Written problem |
Determine which lines contain the word "this", then copy those lines.

** start of Given data **

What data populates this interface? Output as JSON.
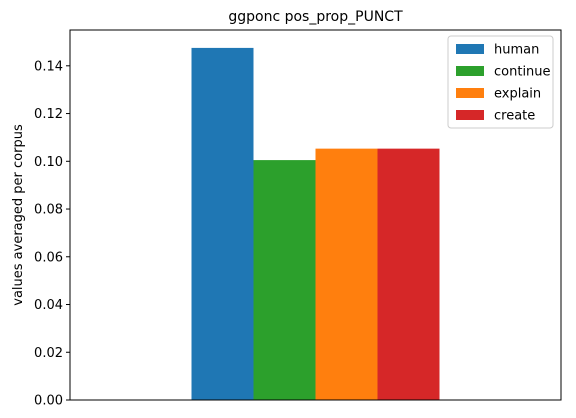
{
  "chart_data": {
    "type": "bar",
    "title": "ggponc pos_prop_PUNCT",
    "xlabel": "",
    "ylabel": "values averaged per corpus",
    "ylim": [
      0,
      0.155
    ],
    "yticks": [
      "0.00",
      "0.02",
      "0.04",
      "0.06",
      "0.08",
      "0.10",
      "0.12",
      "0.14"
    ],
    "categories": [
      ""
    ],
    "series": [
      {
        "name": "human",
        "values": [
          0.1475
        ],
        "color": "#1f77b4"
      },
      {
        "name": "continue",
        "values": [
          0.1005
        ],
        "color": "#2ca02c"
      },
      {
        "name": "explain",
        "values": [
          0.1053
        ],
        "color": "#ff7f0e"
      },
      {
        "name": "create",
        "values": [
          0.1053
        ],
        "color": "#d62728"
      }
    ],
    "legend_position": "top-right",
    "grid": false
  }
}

** end of Given data **
** start of Given data **

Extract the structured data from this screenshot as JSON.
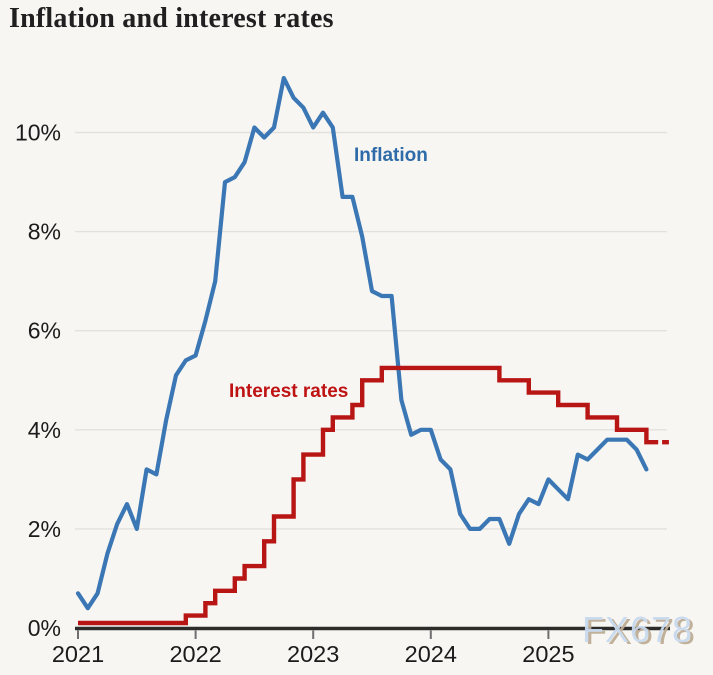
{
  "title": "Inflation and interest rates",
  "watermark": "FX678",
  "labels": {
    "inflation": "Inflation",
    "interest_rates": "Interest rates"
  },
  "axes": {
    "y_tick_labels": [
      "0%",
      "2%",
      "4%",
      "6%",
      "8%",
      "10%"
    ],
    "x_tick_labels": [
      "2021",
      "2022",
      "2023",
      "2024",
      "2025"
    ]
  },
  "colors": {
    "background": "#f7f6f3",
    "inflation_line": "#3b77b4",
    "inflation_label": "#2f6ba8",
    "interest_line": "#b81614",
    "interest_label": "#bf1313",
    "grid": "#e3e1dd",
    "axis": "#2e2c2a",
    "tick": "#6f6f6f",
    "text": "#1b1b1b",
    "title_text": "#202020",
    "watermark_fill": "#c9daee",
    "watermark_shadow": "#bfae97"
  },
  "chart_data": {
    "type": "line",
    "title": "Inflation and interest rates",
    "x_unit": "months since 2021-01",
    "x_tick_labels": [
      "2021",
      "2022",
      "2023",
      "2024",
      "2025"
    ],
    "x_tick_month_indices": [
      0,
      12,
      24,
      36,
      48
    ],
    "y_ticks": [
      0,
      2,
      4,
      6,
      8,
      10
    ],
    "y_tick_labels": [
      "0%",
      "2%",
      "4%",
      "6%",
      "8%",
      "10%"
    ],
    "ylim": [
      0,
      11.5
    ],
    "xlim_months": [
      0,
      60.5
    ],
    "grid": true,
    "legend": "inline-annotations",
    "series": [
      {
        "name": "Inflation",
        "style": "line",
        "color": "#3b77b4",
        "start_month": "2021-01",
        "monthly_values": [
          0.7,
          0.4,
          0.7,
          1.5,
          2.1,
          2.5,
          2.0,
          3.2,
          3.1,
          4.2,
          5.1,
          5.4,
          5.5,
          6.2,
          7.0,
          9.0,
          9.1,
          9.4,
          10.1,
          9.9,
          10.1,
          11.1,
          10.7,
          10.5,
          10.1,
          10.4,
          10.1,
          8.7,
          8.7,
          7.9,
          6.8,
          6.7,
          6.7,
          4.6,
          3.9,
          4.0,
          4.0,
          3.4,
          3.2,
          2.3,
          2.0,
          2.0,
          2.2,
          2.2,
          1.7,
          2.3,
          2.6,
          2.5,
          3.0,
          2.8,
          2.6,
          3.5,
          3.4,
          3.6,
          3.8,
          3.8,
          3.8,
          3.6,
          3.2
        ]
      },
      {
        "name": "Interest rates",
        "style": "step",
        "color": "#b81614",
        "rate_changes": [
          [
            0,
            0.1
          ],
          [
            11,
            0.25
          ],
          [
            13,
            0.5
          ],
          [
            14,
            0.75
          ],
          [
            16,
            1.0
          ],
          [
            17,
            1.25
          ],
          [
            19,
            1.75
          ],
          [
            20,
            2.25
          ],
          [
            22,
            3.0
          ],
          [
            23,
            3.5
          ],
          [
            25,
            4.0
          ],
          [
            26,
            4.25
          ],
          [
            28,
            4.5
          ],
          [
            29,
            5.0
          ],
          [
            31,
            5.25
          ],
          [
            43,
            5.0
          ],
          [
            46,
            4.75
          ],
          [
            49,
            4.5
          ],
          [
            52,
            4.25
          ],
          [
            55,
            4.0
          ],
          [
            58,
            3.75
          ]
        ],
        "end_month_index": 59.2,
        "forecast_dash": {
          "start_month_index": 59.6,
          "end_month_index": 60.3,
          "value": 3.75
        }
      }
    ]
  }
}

** end of Given data **

Correct response |
What data populates this interface? Output as JSON.
Extract the structured data from this screenshot as JSON.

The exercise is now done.